Dataset entries:
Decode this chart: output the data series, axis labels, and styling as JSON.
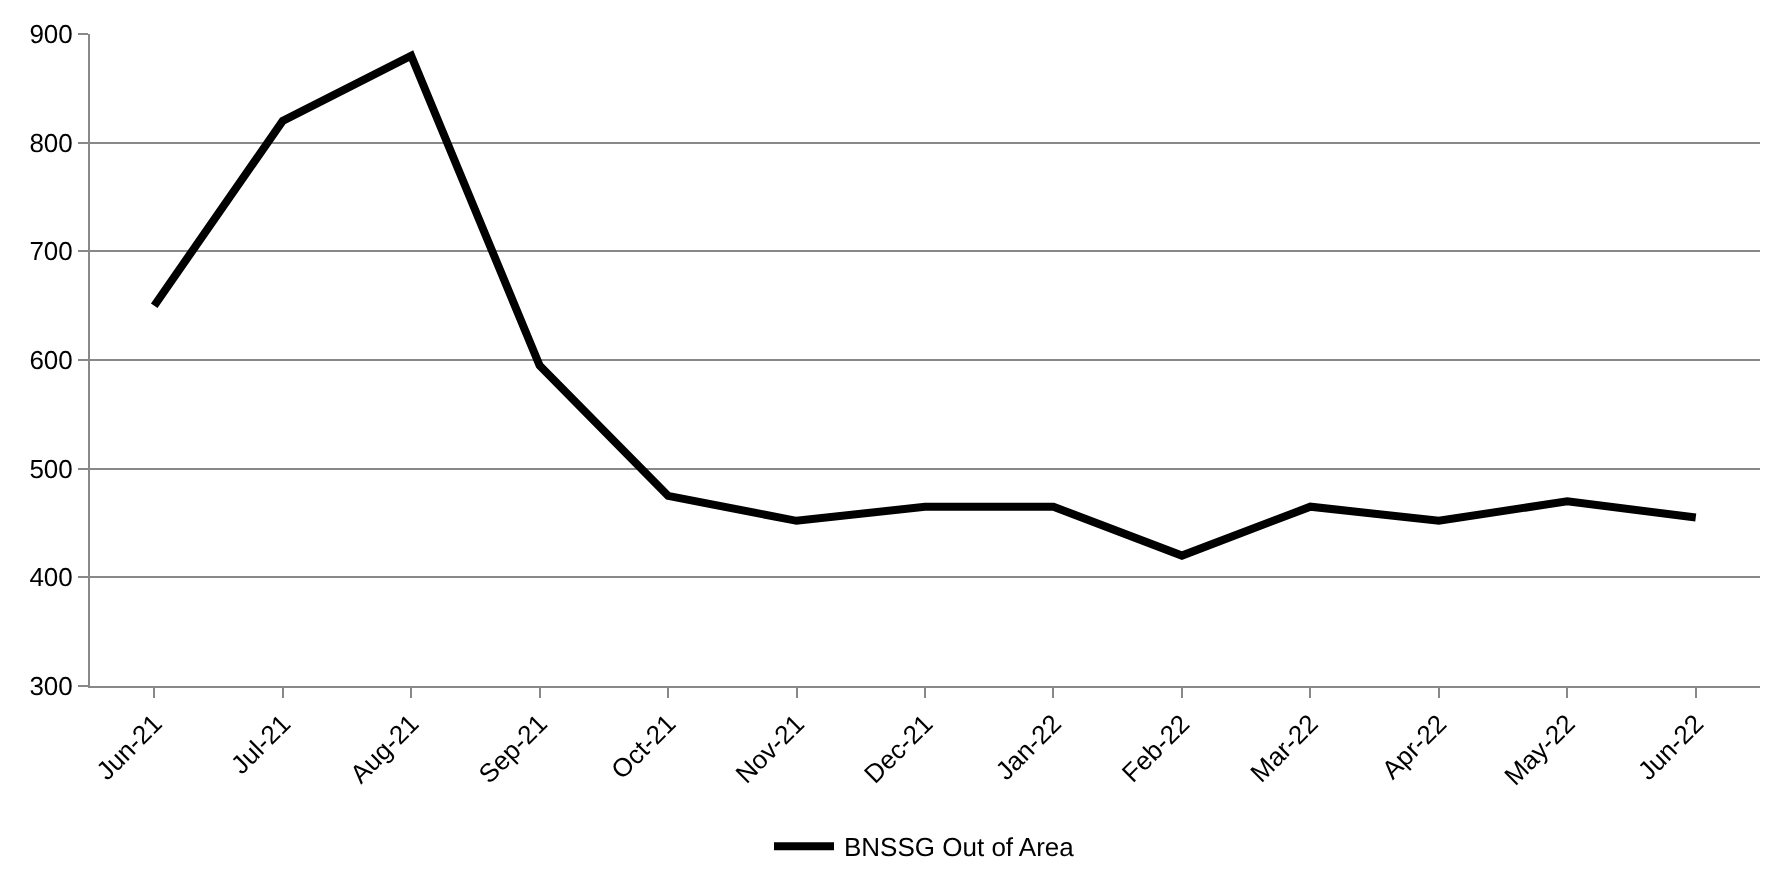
{
  "chart_data": {
    "type": "line",
    "categories": [
      "Jun-21",
      "Jul-21",
      "Aug-21",
      "Sep-21",
      "Oct-21",
      "Nov-21",
      "Dec-21",
      "Jan-22",
      "Feb-22",
      "Mar-22",
      "Apr-22",
      "May-22",
      "Jun-22"
    ],
    "series": [
      {
        "name": "BNSSG Out of Area",
        "color": "#000000",
        "values": [
          650,
          820,
          880,
          595,
          475,
          452,
          465,
          465,
          420,
          465,
          452,
          470,
          455
        ]
      }
    ],
    "ylim": [
      300,
      900
    ],
    "yticks": [
      300,
      400,
      500,
      600,
      700,
      800,
      900
    ],
    "grid": "y",
    "legend": "bottom",
    "marker": "none",
    "line_style": "solid"
  }
}
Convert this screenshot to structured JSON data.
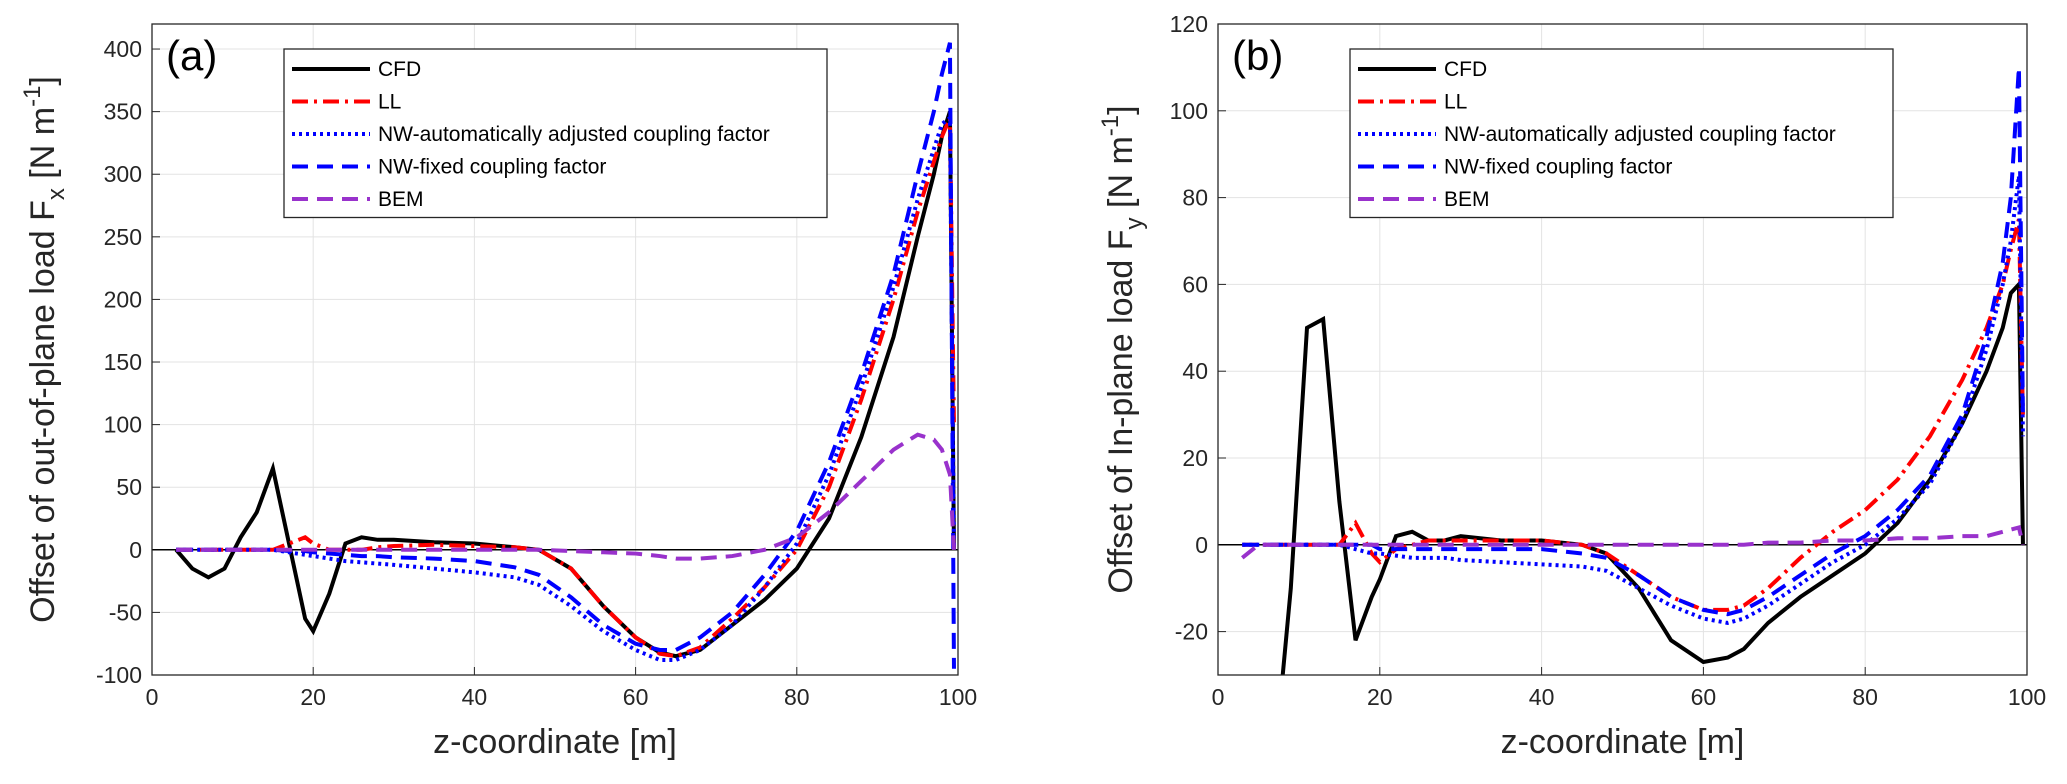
{
  "chart_data": [
    {
      "type": "line",
      "panel_label": "(a)",
      "xlabel": "z-coordinate [m]",
      "ylabel": {
        "text": "Offset of out-of-plane load F",
        "sub": "x",
        "unit": " [N m",
        "sup": "-1",
        "close": "]"
      },
      "xlim": [
        0,
        100
      ],
      "xticks": [
        0,
        20,
        40,
        60,
        80,
        100
      ],
      "ylim": [
        -100,
        420
      ],
      "yticks": [
        -100,
        -50,
        0,
        50,
        100,
        150,
        200,
        250,
        300,
        350,
        400
      ],
      "grid": true,
      "legend": "upper left",
      "x": [
        3,
        5,
        7,
        9,
        11,
        13,
        15,
        17,
        19,
        20,
        22,
        24,
        26,
        28,
        30,
        35,
        40,
        45,
        48,
        52,
        56,
        60,
        63,
        65,
        68,
        72,
        76,
        80,
        84,
        88,
        92,
        95,
        97,
        98,
        99,
        99.5
      ],
      "series": [
        {
          "name": "CFD",
          "color": "#000000",
          "style": "solid",
          "values": [
            0,
            -15,
            -22,
            -15,
            10,
            30,
            65,
            5,
            -55,
            -65,
            -35,
            5,
            10,
            8,
            8,
            6,
            5,
            2,
            0,
            -15,
            -45,
            -70,
            -82,
            -85,
            -80,
            -60,
            -40,
            -15,
            25,
            90,
            170,
            250,
            300,
            330,
            350,
            0
          ]
        },
        {
          "name": "LL",
          "color": "#ff0000",
          "style": "dashdot",
          "values": [
            0,
            0,
            0,
            0,
            0,
            0,
            0,
            5,
            10,
            5,
            0,
            0,
            0,
            2,
            3,
            4,
            3,
            2,
            0,
            -15,
            -45,
            -70,
            -83,
            -85,
            -78,
            -55,
            -30,
            0,
            50,
            120,
            200,
            270,
            310,
            330,
            345,
            100
          ]
        },
        {
          "name": "NW-automatically adjusted coupling factor",
          "color": "#0000ff",
          "style": "dotted",
          "values": [
            0,
            0,
            0,
            0,
            0,
            0,
            0,
            -2,
            -4,
            -5,
            -7,
            -9,
            -10,
            -11,
            -12,
            -15,
            -18,
            -22,
            -28,
            -45,
            -65,
            -80,
            -88,
            -88,
            -80,
            -60,
            -30,
            5,
            60,
            130,
            210,
            280,
            320,
            340,
            345,
            0
          ]
        },
        {
          "name": "NW-fixed coupling factor",
          "color": "#0000ff",
          "style": "dashed",
          "values": [
            0,
            0,
            0,
            0,
            0,
            0,
            0,
            -1,
            -1,
            -2,
            -3,
            -4,
            -5,
            -5,
            -6,
            -7,
            -9,
            -14,
            -20,
            -38,
            -60,
            -75,
            -80,
            -80,
            -70,
            -50,
            -20,
            15,
            70,
            140,
            220,
            300,
            350,
            380,
            405,
            -95
          ]
        },
        {
          "name": "BEM",
          "color": "#9932cc",
          "style": "dashed",
          "values": [
            0,
            0,
            0,
            0,
            0,
            0,
            0,
            0,
            0,
            0,
            0,
            0,
            0,
            0,
            0,
            0,
            0,
            0,
            0,
            -1,
            -2,
            -3,
            -5,
            -7,
            -7,
            -5,
            0,
            10,
            30,
            55,
            80,
            92,
            88,
            80,
            60,
            0
          ]
        }
      ]
    },
    {
      "type": "line",
      "panel_label": "(b)",
      "xlabel": "z-coordinate [m]",
      "ylabel": {
        "text": "Offset of In-plane load F",
        "sub": "y",
        "unit": " [N m",
        "sup": "-1",
        "close": "]"
      },
      "xlim": [
        0,
        100
      ],
      "xticks": [
        0,
        20,
        40,
        60,
        80,
        100
      ],
      "ylim": [
        -30,
        120
      ],
      "yticks": [
        -20,
        0,
        20,
        40,
        60,
        80,
        100,
        120
      ],
      "grid": true,
      "legend": "upper left",
      "x": [
        3,
        5,
        7,
        9,
        11,
        13,
        15,
        17,
        19,
        20,
        22,
        24,
        26,
        28,
        30,
        35,
        40,
        45,
        48,
        52,
        56,
        60,
        63,
        65,
        68,
        72,
        76,
        80,
        84,
        88,
        92,
        95,
        97,
        98,
        99,
        99.5
      ],
      "series": [
        {
          "name": "CFD",
          "color": "#000000",
          "style": "solid",
          "values": [
            null,
            null,
            -50,
            -10,
            50,
            52,
            10,
            -22,
            -12,
            -8,
            2,
            3,
            1,
            1,
            2,
            1,
            1,
            0,
            -2,
            -10,
            -22,
            -27,
            -26,
            -24,
            -18,
            -12,
            -7,
            -2,
            5,
            15,
            28,
            40,
            50,
            58,
            60,
            0
          ]
        },
        {
          "name": "LL",
          "color": "#ff0000",
          "style": "dashdot",
          "values": [
            0,
            0,
            0,
            0,
            0,
            0,
            0,
            5,
            -2,
            -4,
            -1,
            0,
            1,
            1,
            1,
            1,
            1,
            0,
            -2,
            -7,
            -12,
            -15,
            -15,
            -14,
            -10,
            -3,
            3,
            8,
            15,
            25,
            38,
            50,
            60,
            68,
            75,
            30
          ]
        },
        {
          "name": "NW-automatically adjusted coupling factor",
          "color": "#0000ff",
          "style": "dotted",
          "values": [
            0,
            0,
            0,
            0,
            0,
            0,
            0,
            -1,
            -2,
            -2,
            -2.5,
            -3,
            -3,
            -3,
            -3.5,
            -4,
            -4.5,
            -5,
            -6,
            -10,
            -14,
            -17,
            -18,
            -17,
            -14,
            -9,
            -4,
            0,
            6,
            14,
            28,
            45,
            60,
            70,
            85,
            25
          ]
        },
        {
          "name": "NW-fixed coupling factor",
          "color": "#0000ff",
          "style": "dashed",
          "values": [
            0,
            0,
            0,
            0,
            0,
            0,
            0,
            0,
            0,
            -1,
            -1,
            -1,
            -1,
            -1,
            -1,
            -1,
            -1,
            -2,
            -3,
            -7,
            -12,
            -15,
            -16,
            -15,
            -12,
            -7,
            -2,
            2,
            8,
            16,
            30,
            48,
            65,
            80,
            110,
            30
          ]
        },
        {
          "name": "BEM",
          "color": "#9932cc",
          "style": "dashed",
          "values": [
            -3,
            0,
            0,
            0,
            0,
            0,
            0,
            0,
            0,
            0,
            0,
            0,
            0,
            0,
            0,
            0,
            0,
            0,
            0,
            0,
            0,
            0,
            0,
            0,
            0.5,
            0.5,
            1,
            1,
            1.5,
            1.5,
            2,
            2,
            3,
            3.5,
            4,
            0
          ]
        }
      ]
    }
  ]
}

Exercise brief:
Scan the data above; copy every line where "Offset" appears.

The answer:
        "text": "Offset of out-of-plane load F",
        "text": "Offset of In-plane load F",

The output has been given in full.